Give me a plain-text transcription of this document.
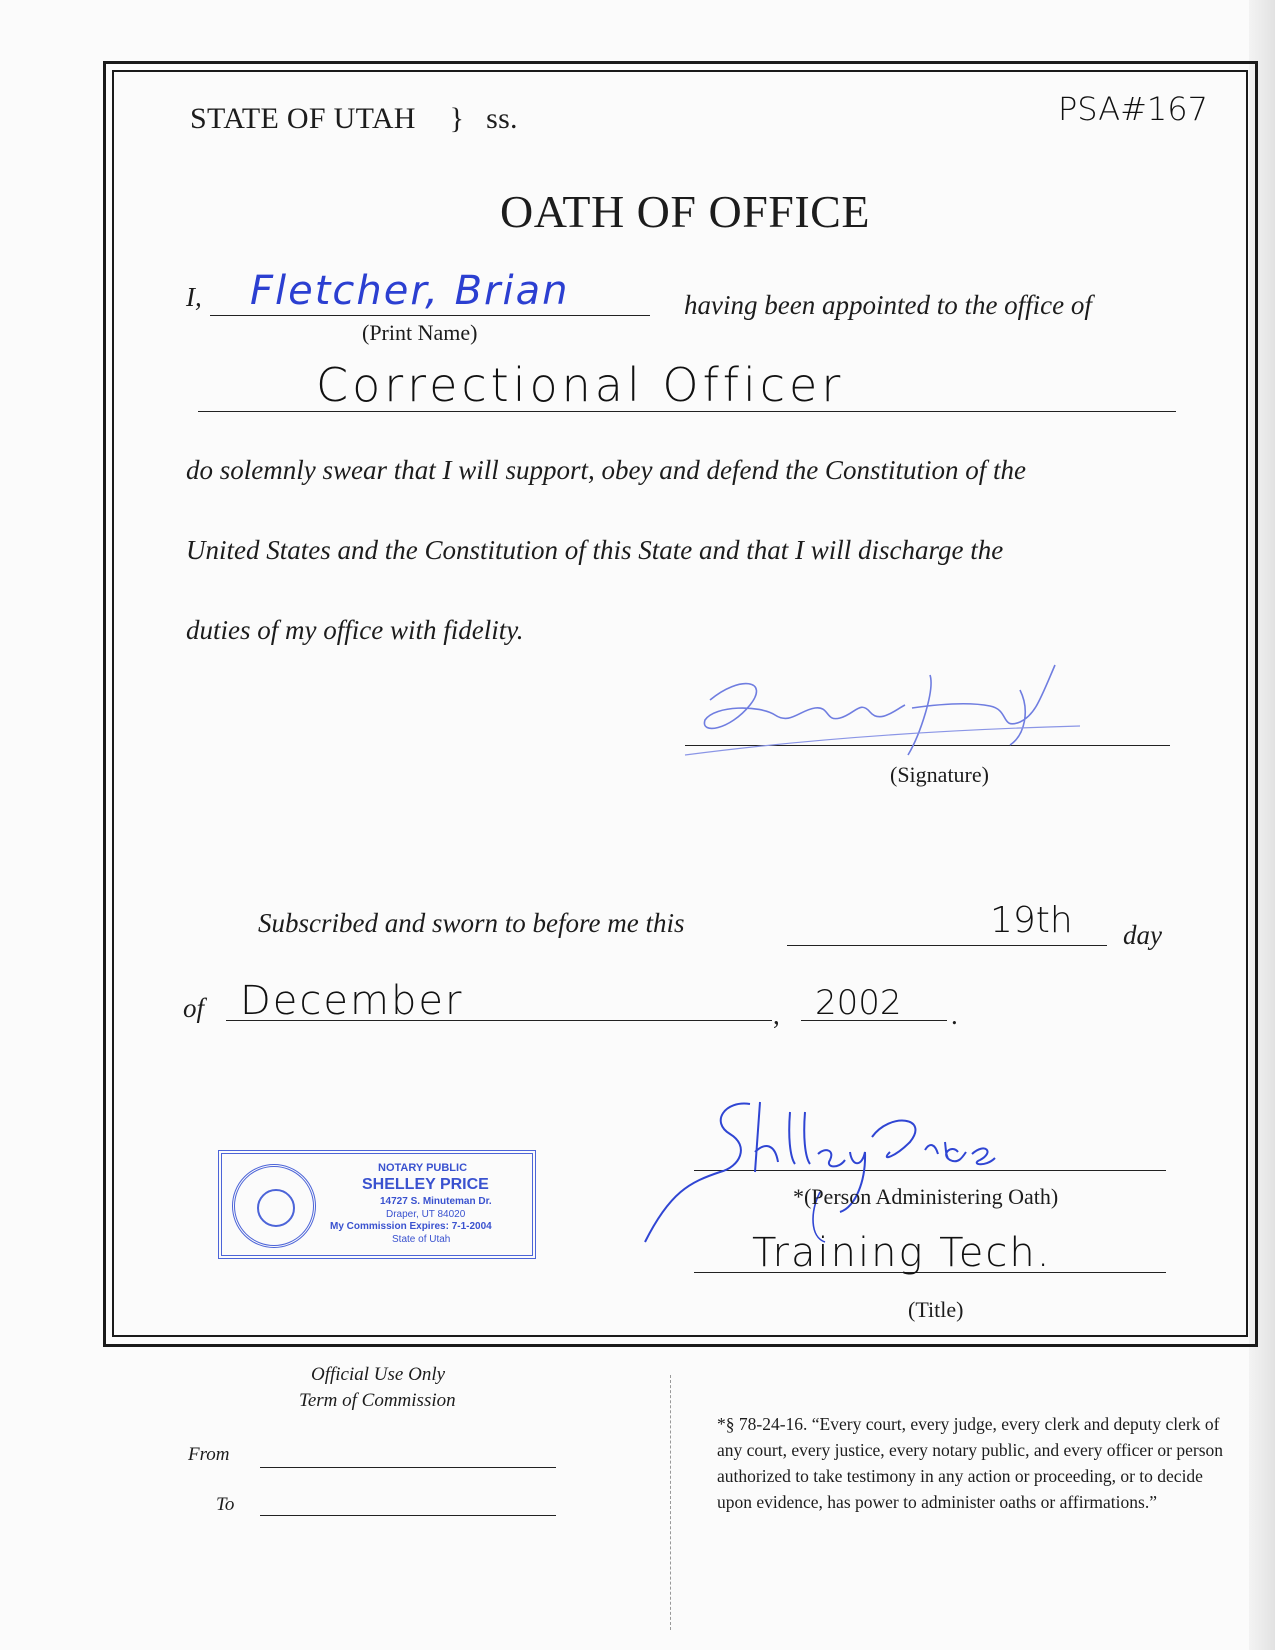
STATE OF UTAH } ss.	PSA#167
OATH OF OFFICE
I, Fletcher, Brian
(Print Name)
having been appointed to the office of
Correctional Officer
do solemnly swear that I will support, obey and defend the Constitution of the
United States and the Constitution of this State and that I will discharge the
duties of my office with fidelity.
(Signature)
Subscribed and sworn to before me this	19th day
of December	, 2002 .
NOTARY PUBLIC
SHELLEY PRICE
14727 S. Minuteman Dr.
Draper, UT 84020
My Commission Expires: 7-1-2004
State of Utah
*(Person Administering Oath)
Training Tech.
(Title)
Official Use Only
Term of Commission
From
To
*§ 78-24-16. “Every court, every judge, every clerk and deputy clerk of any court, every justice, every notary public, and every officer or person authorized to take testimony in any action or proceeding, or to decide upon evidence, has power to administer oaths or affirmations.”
◆ ◆ ◆ ◆ ◆ ◆ ◆
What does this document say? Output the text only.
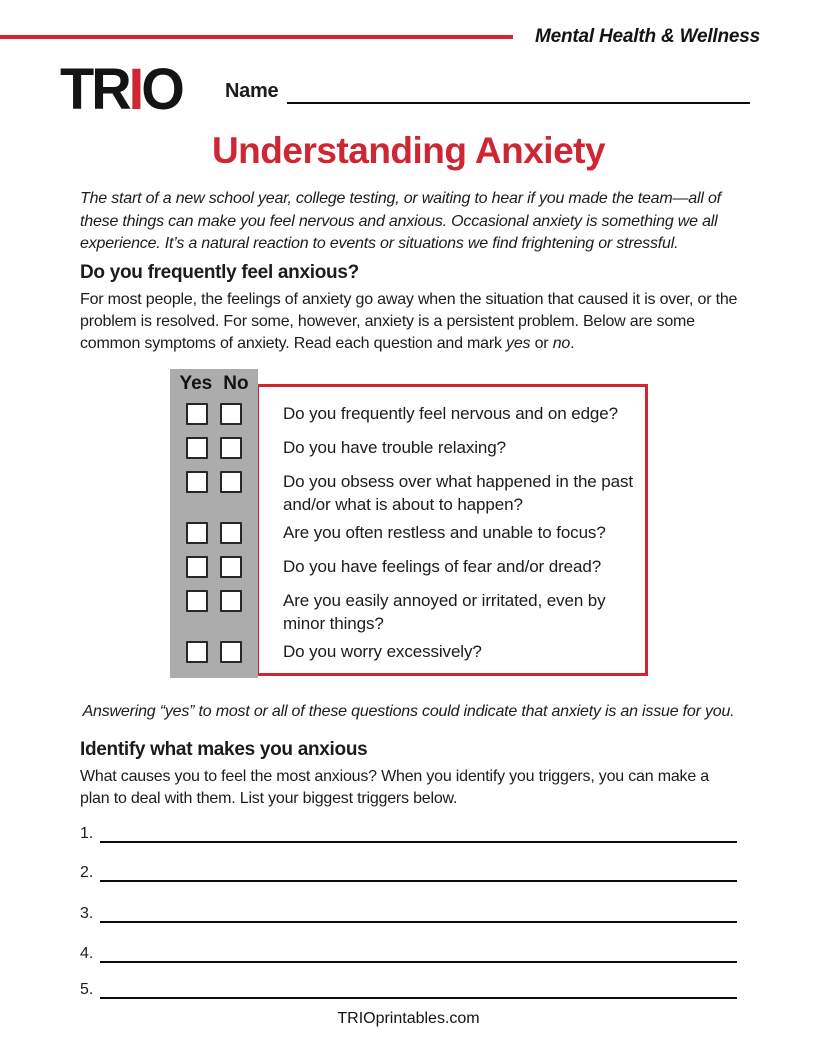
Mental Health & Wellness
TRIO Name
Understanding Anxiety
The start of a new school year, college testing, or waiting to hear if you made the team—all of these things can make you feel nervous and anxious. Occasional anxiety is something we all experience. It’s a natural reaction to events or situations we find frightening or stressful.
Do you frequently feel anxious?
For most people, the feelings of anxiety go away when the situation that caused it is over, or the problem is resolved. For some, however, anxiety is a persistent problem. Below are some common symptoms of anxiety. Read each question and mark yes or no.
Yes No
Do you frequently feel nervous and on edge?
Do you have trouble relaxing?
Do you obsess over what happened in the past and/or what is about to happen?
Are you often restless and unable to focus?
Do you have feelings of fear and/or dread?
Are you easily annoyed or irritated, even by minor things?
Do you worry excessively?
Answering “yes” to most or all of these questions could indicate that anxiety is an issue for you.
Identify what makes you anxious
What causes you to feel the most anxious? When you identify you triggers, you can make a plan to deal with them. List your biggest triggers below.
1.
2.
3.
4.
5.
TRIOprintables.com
◆ ◆ ◆ ◆ ◆ ◆ ◆
§ **SHORT TASK**
Copy, from the material above, each line in which the string "over" occurs.

§ **FINISHED EXERCISE**
For most people, the feelings of anxiety go away when the situation that caused it is over, or the problem is resolved. For some, however, anxiety is a persistent problem. Below are some common symptoms of anxiety. Read each question and mark yes or no.
Do you obsess over what happened in the past and/or what is about to happen?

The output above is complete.